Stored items
☆ ☆ ☆ ☆
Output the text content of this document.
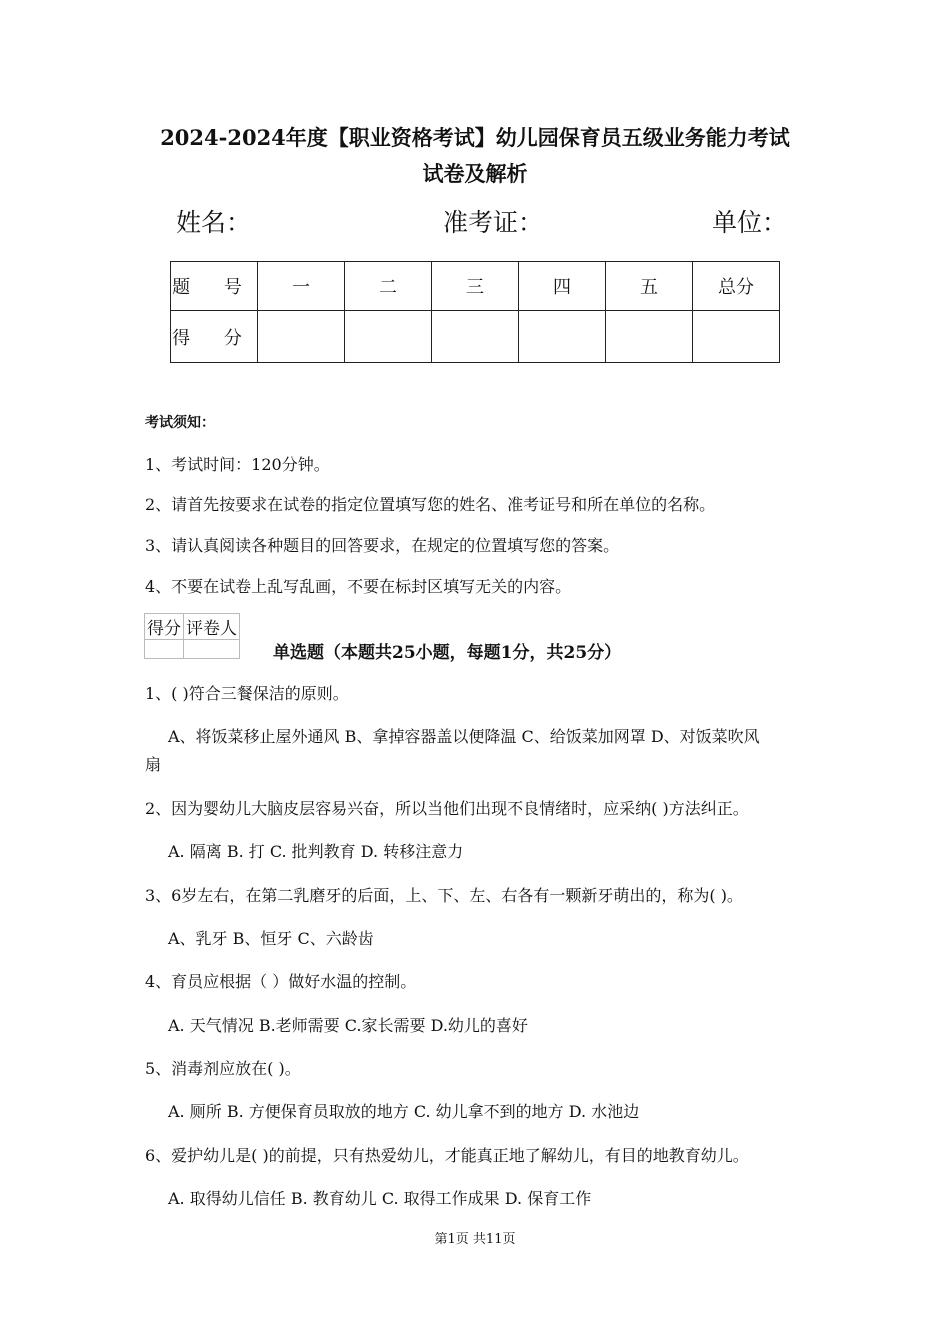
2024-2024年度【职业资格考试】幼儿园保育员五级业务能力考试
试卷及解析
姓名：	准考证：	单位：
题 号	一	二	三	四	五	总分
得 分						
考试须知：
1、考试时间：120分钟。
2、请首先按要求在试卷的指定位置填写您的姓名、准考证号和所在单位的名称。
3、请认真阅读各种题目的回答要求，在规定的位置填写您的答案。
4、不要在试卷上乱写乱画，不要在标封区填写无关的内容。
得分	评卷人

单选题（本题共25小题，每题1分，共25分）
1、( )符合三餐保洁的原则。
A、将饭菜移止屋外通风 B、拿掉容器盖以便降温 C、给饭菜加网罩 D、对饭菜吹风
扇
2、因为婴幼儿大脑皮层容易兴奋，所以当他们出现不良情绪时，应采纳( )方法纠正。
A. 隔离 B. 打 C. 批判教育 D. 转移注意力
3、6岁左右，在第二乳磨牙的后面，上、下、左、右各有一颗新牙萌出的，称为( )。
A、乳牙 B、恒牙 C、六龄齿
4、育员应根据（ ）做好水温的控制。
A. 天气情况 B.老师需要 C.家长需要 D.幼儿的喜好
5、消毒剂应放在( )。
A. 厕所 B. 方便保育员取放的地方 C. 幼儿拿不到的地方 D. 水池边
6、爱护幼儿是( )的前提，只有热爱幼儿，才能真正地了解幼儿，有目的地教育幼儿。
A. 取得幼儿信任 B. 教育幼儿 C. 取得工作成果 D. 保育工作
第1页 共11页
☆ ☆ ☆ ☆
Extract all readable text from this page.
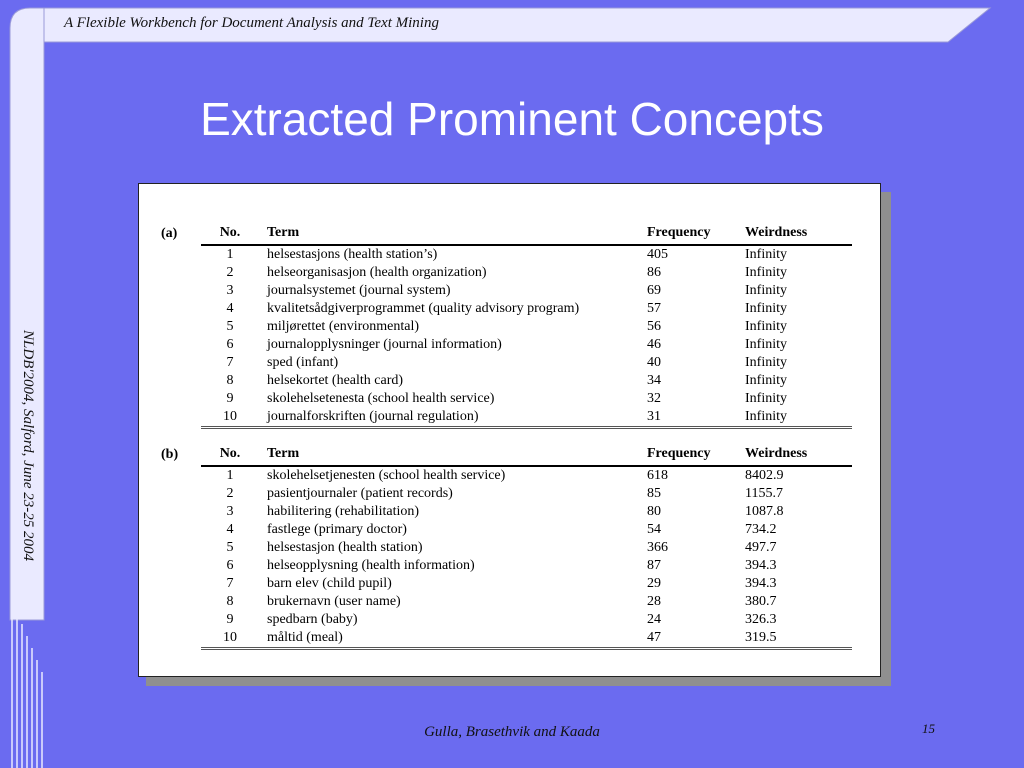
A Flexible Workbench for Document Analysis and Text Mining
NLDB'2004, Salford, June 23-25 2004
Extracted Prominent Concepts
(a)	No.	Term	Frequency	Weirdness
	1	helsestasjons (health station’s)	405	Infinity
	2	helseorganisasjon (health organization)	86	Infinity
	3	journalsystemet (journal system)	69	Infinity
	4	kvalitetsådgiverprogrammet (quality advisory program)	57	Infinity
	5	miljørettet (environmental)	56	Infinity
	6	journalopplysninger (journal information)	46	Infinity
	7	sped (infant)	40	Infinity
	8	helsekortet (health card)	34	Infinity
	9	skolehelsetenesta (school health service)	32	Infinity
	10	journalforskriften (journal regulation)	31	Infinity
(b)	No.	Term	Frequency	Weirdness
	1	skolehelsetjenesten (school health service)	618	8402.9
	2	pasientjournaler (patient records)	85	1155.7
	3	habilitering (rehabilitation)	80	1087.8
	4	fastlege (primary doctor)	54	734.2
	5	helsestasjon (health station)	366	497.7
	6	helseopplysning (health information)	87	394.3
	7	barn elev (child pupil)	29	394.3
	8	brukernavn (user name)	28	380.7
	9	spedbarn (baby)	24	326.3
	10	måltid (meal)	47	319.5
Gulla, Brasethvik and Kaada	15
☆ ☆ ☆ ☆
GOAL: Work out how many lines of the data hold the string "Weirdness". Reply with that number alone.

REPLY: 2